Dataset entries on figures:
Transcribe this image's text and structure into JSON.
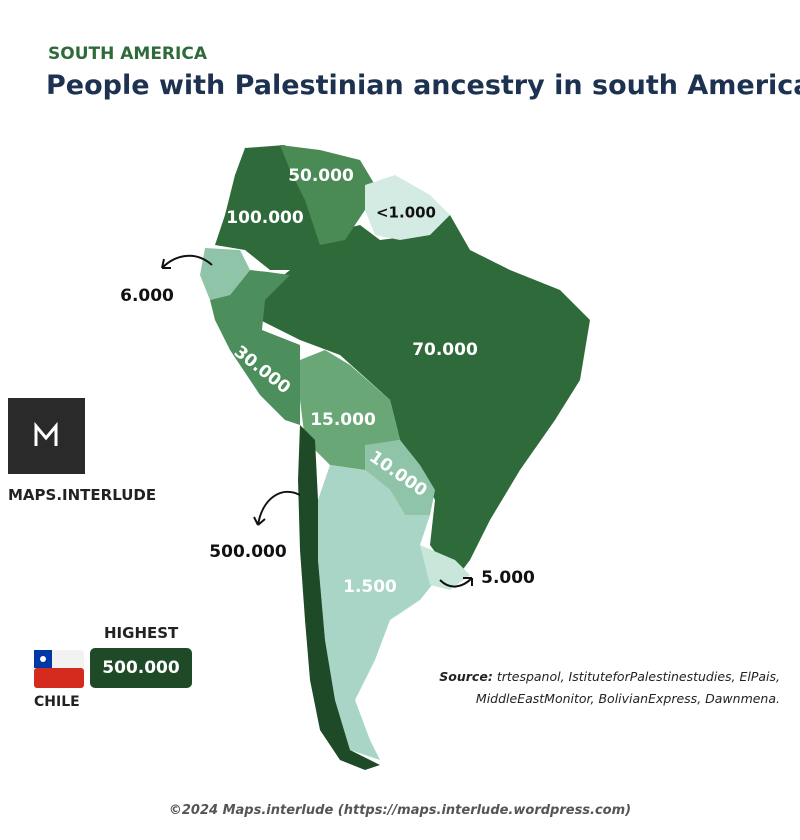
{
  "header": {
    "kicker": "SOUTH AMERICA",
    "title": "People with Palestinian ancestry in south America"
  },
  "regions": [
    {
      "label": "50.000"
    },
    {
      "label": "<1.000"
    },
    {
      "label": "100.000"
    },
    {
      "label": "6.000"
    },
    {
      "label": "70.000"
    },
    {
      "label": "30.000"
    },
    {
      "label": "15.000"
    },
    {
      "label": "10.000"
    },
    {
      "label": "500.000"
    },
    {
      "label": "1.500"
    },
    {
      "label": "5.000"
    }
  ],
  "logo": {
    "name": "MAPS.INTERLUDE"
  },
  "highlight": {
    "heading": "HIGHEST",
    "value": "500.000",
    "country": "CHILE"
  },
  "source": {
    "label": "Source:",
    "text": "trtespanol, IstituteforPalestinestudies, ElPais, MiddleEastMonitor, BolivianExpress, Dawnmena."
  },
  "footer": "©2024 Maps.interlude (https://maps.interlude.wordpress.com)"
}
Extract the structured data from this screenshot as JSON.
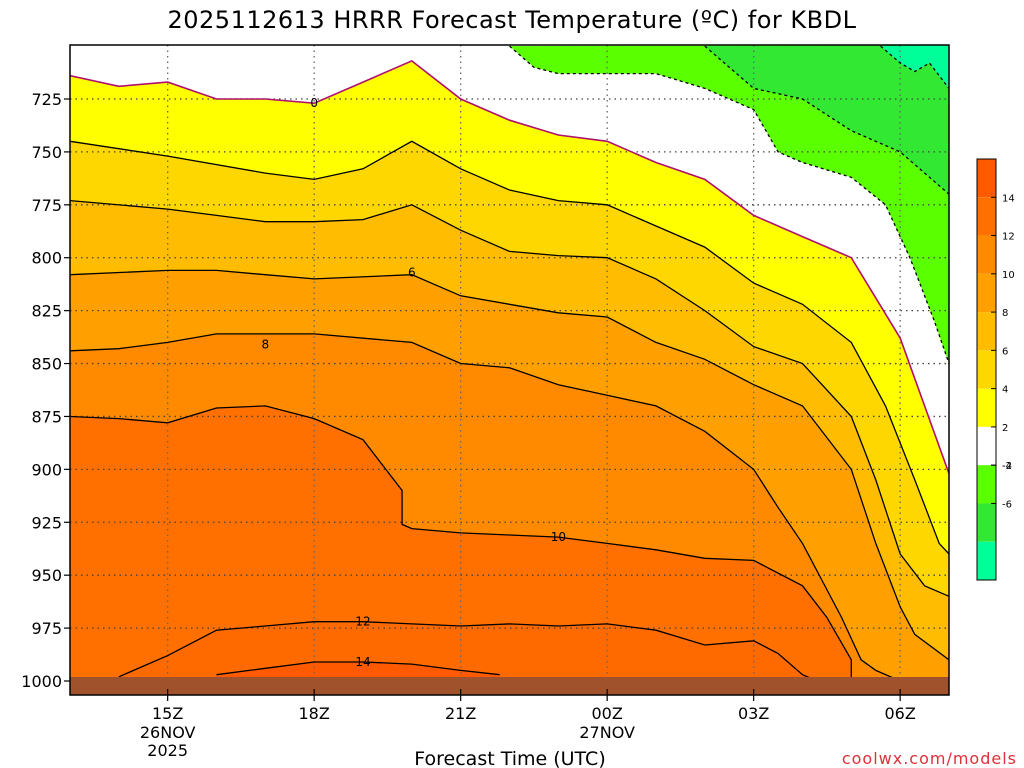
{
  "chart_data": {
    "type": "contour",
    "title": "2025112613 HRRR Forecast Temperature (ºC) for KBDL",
    "xlabel": "Forecast Time (UTC)",
    "ylabel": "",
    "credit": "coolwx.com/models",
    "y_axis": {
      "unit": "hPa",
      "inverted": true,
      "ticks": [
        725,
        750,
        775,
        800,
        825,
        850,
        875,
        900,
        925,
        950,
        975,
        1000
      ],
      "ylim": [
        1000,
        700
      ]
    },
    "x_axis": {
      "ticks": [
        {
          "hour": 15,
          "label": "15Z",
          "sub1": "26NOV",
          "sub2": "2025"
        },
        {
          "hour": 18,
          "label": "18Z",
          "sub1": "",
          "sub2": ""
        },
        {
          "hour": 21,
          "label": "21Z",
          "sub1": "",
          "sub2": ""
        },
        {
          "hour": 24,
          "label": "00Z",
          "sub1": "27NOV",
          "sub2": ""
        },
        {
          "hour": 27,
          "label": "03Z",
          "sub1": "",
          "sub2": ""
        },
        {
          "hour": 30,
          "label": "06Z",
          "sub1": "",
          "sub2": ""
        }
      ],
      "xlim": [
        13,
        31
      ]
    },
    "grid": true,
    "colorbar": {
      "placement": "right",
      "ticks": [
        14,
        12,
        10,
        8,
        6,
        4,
        2,
        -2,
        -4,
        -6
      ],
      "levels": [
        {
          "min": 14,
          "max": 16,
          "color": "#ff5a00"
        },
        {
          "min": 12,
          "max": 14,
          "color": "#ff7000"
        },
        {
          "min": 10,
          "max": 12,
          "color": "#ff8a00"
        },
        {
          "min": 8,
          "max": 10,
          "color": "#ffa000"
        },
        {
          "min": 6,
          "max": 8,
          "color": "#ffbc00"
        },
        {
          "min": 4,
          "max": 6,
          "color": "#ffd700"
        },
        {
          "min": 2,
          "max": 4,
          "color": "#ffff00"
        },
        {
          "min": -2,
          "max": 2,
          "color": "#ffffff"
        },
        {
          "min": -4,
          "max": -2,
          "color": "#5aff00"
        },
        {
          "min": -6,
          "max": -4,
          "color": "#33e833"
        },
        {
          "min": -8,
          "max": -6,
          "color": "#00ff99"
        }
      ]
    },
    "ground_color": "#a0522d",
    "isotherms": [
      {
        "value": 0,
        "label": "0",
        "label_at": [
          18,
          727
        ],
        "color": "#b0106e",
        "dashed": false,
        "points": [
          [
            13,
            714
          ],
          [
            14,
            719
          ],
          [
            15,
            717
          ],
          [
            16,
            725
          ],
          [
            17,
            725
          ],
          [
            18,
            727
          ],
          [
            19,
            717
          ],
          [
            20,
            707
          ],
          [
            21,
            725
          ],
          [
            22,
            735
          ],
          [
            23,
            742
          ],
          [
            24,
            745
          ],
          [
            25,
            755
          ],
          [
            26,
            763
          ],
          [
            27,
            780
          ],
          [
            28,
            790
          ],
          [
            29,
            800
          ],
          [
            30,
            838
          ],
          [
            30.5,
            870
          ],
          [
            31,
            902
          ]
        ]
      },
      {
        "value": 2,
        "label": "",
        "label_at": null,
        "color": "#000000",
        "dashed": false,
        "points": [
          [
            13,
            745
          ],
          [
            15,
            752
          ],
          [
            17,
            760
          ],
          [
            18,
            763
          ],
          [
            19,
            758
          ],
          [
            20,
            745
          ],
          [
            21,
            758
          ],
          [
            22,
            768
          ],
          [
            23,
            773
          ],
          [
            24,
            775
          ],
          [
            25,
            785
          ],
          [
            26,
            795
          ],
          [
            27,
            812
          ],
          [
            28,
            822
          ],
          [
            29,
            840
          ],
          [
            29.7,
            870
          ],
          [
            30.3,
            905
          ],
          [
            30.8,
            935
          ],
          [
            31,
            940
          ]
        ]
      },
      {
        "value": 4,
        "label": "",
        "label_at": null,
        "color": "#000000",
        "dashed": false,
        "points": [
          [
            13,
            773
          ],
          [
            15,
            777
          ],
          [
            16,
            780
          ],
          [
            17,
            783
          ],
          [
            18,
            783
          ],
          [
            19,
            782
          ],
          [
            20,
            775
          ],
          [
            21,
            787
          ],
          [
            22,
            797
          ],
          [
            23,
            799
          ],
          [
            24,
            800
          ],
          [
            25,
            810
          ],
          [
            26,
            825
          ],
          [
            27,
            842
          ],
          [
            28,
            850
          ],
          [
            29,
            875
          ],
          [
            29.5,
            905
          ],
          [
            30,
            940
          ],
          [
            30.5,
            955
          ],
          [
            31,
            960
          ]
        ]
      },
      {
        "value": 6,
        "label": "6",
        "label_at": [
          20,
          807
        ],
        "color": "#000000",
        "dashed": false,
        "points": [
          [
            13,
            808
          ],
          [
            15,
            806
          ],
          [
            16,
            806
          ],
          [
            17,
            808
          ],
          [
            18,
            810
          ],
          [
            20,
            808
          ],
          [
            21,
            818
          ],
          [
            22,
            822
          ],
          [
            23,
            826
          ],
          [
            24,
            828
          ],
          [
            25,
            840
          ],
          [
            26,
            848
          ],
          [
            27,
            860
          ],
          [
            28,
            870
          ],
          [
            29,
            900
          ],
          [
            29.5,
            935
          ],
          [
            30,
            965
          ],
          [
            30.3,
            978
          ],
          [
            31,
            990
          ]
        ]
      },
      {
        "value": 8,
        "label": "8",
        "label_at": [
          17,
          841
        ],
        "color": "#000000",
        "dashed": false,
        "points": [
          [
            13,
            844
          ],
          [
            14,
            843
          ],
          [
            15,
            840
          ],
          [
            16,
            836
          ],
          [
            17,
            836
          ],
          [
            18,
            836
          ],
          [
            20,
            840
          ],
          [
            21,
            850
          ],
          [
            22,
            852
          ],
          [
            23,
            860
          ],
          [
            24,
            865
          ],
          [
            25,
            870
          ],
          [
            26,
            882
          ],
          [
            27,
            900
          ],
          [
            27.5,
            918
          ],
          [
            28,
            935
          ],
          [
            28.8,
            970
          ],
          [
            29.2,
            990
          ],
          [
            29.5,
            995
          ],
          [
            30,
            1000
          ]
        ]
      },
      {
        "value": 10,
        "label": "10",
        "label_at": [
          23,
          932
        ],
        "color": "#000000",
        "dashed": false,
        "points": [
          [
            13,
            875
          ],
          [
            14,
            876
          ],
          [
            15,
            878
          ],
          [
            16,
            871
          ],
          [
            17,
            870
          ],
          [
            18,
            876
          ],
          [
            19,
            886
          ],
          [
            19.8,
            910
          ],
          [
            19.8,
            926
          ],
          [
            20,
            928
          ],
          [
            21,
            930
          ],
          [
            22,
            931
          ],
          [
            23,
            932
          ],
          [
            24,
            935
          ],
          [
            25,
            938
          ],
          [
            26,
            942
          ],
          [
            27,
            943
          ],
          [
            28,
            955
          ],
          [
            28.5,
            970
          ],
          [
            29,
            990
          ],
          [
            29,
            1000
          ]
        ]
      },
      {
        "value": 12,
        "label": "12",
        "label_at": [
          19,
          972
        ],
        "color": "#000000",
        "dashed": false,
        "points": [
          [
            14,
            998
          ],
          [
            15,
            988
          ],
          [
            16,
            976
          ],
          [
            17,
            974
          ],
          [
            18,
            972
          ],
          [
            19,
            972
          ],
          [
            20,
            973
          ],
          [
            21,
            974
          ],
          [
            22,
            973
          ],
          [
            23,
            974
          ],
          [
            24,
            973
          ],
          [
            25,
            976
          ],
          [
            26,
            983
          ],
          [
            27,
            981
          ],
          [
            27.5,
            987
          ],
          [
            28,
            997
          ],
          [
            28.2,
            999
          ]
        ]
      },
      {
        "value": 14,
        "label": "14",
        "label_at": [
          19,
          991
        ],
        "color": "#000000",
        "dashed": false,
        "points": [
          [
            16,
            997
          ],
          [
            17,
            994
          ],
          [
            18,
            991
          ],
          [
            19,
            991
          ],
          [
            20,
            992
          ],
          [
            21,
            995
          ],
          [
            21.8,
            997
          ]
        ]
      },
      {
        "value": -2,
        "label": "",
        "label_at": null,
        "color": "#000000",
        "dashed": true,
        "points": [
          [
            22,
            700
          ],
          [
            22.5,
            710
          ],
          [
            23,
            713
          ],
          [
            25,
            713
          ],
          [
            26,
            720
          ],
          [
            27,
            730
          ],
          [
            27.5,
            750
          ],
          [
            28,
            755
          ],
          [
            29,
            762
          ],
          [
            29.7,
            775
          ],
          [
            30.2,
            800
          ],
          [
            30.7,
            830
          ],
          [
            31,
            850
          ]
        ]
      },
      {
        "value": -4,
        "label": "",
        "label_at": null,
        "color": "#000000",
        "dashed": true,
        "points": [
          [
            26,
            700
          ],
          [
            27,
            720
          ],
          [
            28,
            725
          ],
          [
            29,
            740
          ],
          [
            30,
            750
          ],
          [
            31,
            770
          ]
        ]
      },
      {
        "value": -6,
        "label": "",
        "label_at": null,
        "color": "#000000",
        "dashed": true,
        "points": [
          [
            29.6,
            700
          ],
          [
            30,
            708
          ],
          [
            30.3,
            712
          ],
          [
            30.6,
            708
          ],
          [
            31,
            720
          ]
        ]
      }
    ]
  }
}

▸ To be done: Count how many lines of the material hold the string "title". Give the number and nothing more.

▸ Written response: 2